Filter these entries, keeping only lines that hold the word "category".

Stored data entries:

※

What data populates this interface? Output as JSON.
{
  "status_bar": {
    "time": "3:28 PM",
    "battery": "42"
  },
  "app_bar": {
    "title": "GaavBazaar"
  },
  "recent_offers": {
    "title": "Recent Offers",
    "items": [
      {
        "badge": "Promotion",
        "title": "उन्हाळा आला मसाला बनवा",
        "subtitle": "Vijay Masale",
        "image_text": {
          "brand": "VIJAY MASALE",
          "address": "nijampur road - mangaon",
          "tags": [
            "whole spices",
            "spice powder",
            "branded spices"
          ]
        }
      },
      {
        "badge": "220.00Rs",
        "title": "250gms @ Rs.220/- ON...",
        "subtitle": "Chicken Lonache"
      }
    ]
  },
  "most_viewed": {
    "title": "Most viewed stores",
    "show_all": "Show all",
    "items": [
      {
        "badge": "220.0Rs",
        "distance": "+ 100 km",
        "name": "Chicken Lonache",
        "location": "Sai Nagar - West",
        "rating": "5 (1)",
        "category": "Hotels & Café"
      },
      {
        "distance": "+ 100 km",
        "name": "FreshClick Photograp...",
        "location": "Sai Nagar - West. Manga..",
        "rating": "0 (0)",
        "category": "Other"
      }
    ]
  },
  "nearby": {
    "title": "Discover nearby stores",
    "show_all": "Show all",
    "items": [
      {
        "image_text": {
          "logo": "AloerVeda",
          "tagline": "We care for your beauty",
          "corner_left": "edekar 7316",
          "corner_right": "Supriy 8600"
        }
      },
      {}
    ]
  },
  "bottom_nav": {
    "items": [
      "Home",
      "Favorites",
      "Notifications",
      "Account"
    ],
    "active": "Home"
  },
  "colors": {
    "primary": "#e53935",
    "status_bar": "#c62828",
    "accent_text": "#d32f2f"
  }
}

※

> TASK ANSWER
        "category": "Hotels & Café"
        "category": "Other"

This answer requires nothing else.